Dataset entries
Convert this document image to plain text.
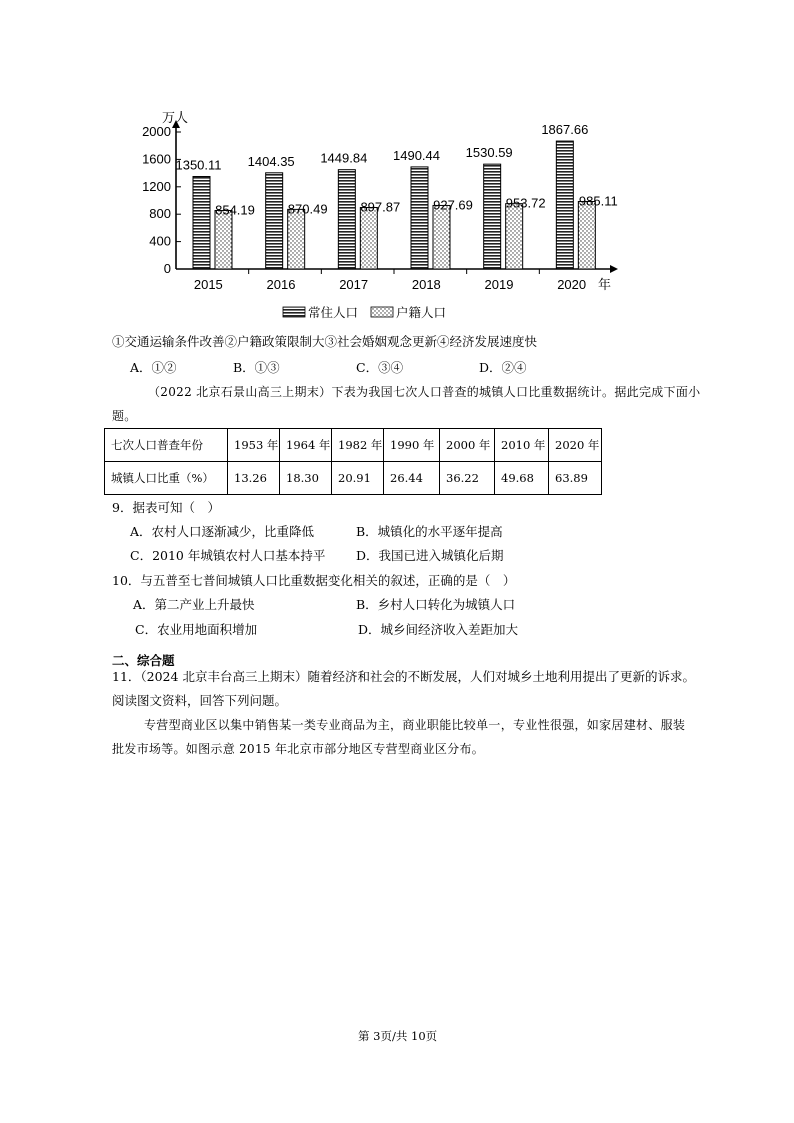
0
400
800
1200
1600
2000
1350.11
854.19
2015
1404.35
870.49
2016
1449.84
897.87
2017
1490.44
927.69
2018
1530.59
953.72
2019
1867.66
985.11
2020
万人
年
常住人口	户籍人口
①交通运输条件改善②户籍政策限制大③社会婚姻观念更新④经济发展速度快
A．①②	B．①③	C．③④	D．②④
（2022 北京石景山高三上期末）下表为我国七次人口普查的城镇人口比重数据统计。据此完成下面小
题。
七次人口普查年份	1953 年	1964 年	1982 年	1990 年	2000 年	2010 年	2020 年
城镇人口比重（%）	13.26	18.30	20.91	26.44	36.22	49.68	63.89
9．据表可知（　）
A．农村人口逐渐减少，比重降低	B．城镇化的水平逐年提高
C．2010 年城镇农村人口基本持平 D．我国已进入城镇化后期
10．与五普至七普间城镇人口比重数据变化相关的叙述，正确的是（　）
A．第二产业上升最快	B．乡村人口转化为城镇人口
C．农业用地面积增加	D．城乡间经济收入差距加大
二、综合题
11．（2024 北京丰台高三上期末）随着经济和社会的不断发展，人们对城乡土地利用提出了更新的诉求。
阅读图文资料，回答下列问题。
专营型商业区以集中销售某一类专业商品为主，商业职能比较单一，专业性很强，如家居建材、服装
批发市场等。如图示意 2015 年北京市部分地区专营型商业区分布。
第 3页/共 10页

### YOUR OBJECTIVE
Leave out the pictures, and give all the records again exactly.

### FULL ANSWER
Convert this document image to plain text.
0
400
800
1200
1600
2000
1350.11
854.19
2015
1404.35
870.49
2016
1449.84
897.87
2017
1490.44
927.69
2018
1530.59
953.72
2019
1867.66
985.11
2020
万人
年
常住人口	户籍人口
①交通运输条件改善②户籍政策限制大③社会婚姻观念更新④经济发展速度快
A．①②	B．①③	C．③④	D．②④
（2022 北京石景山高三上期末）下表为我国七次人口普查的城镇人口比重数据统计。据此完成下面小
题。
七次人口普查年份	1953 年	1964 年	1982 年	1990 年	2000 年	2010 年	2020 年
城镇人口比重（%）	13.26	18.30	20.91	26.44	36.22	49.68	63.89
9．据表可知（　）
A．农村人口逐渐减少，比重降低	B．城镇化的水平逐年提高
C．2010 年城镇农村人口基本持平 D．我国已进入城镇化后期
10．与五普至七普间城镇人口比重数据变化相关的叙述，正确的是（　）
A．第二产业上升最快	B．乡村人口转化为城镇人口
C．农业用地面积增加	D．城乡间经济收入差距加大
二、综合题
11．（2024 北京丰台高三上期末）随着经济和社会的不断发展，人们对城乡土地利用提出了更新的诉求。
阅读图文资料，回答下列问题。
专营型商业区以集中销售某一类专业商品为主，商业职能比较单一，专业性很强，如家居建材、服装
批发市场等。如图示意 2015 年北京市部分地区专营型商业区分布。
第 3页/共 10页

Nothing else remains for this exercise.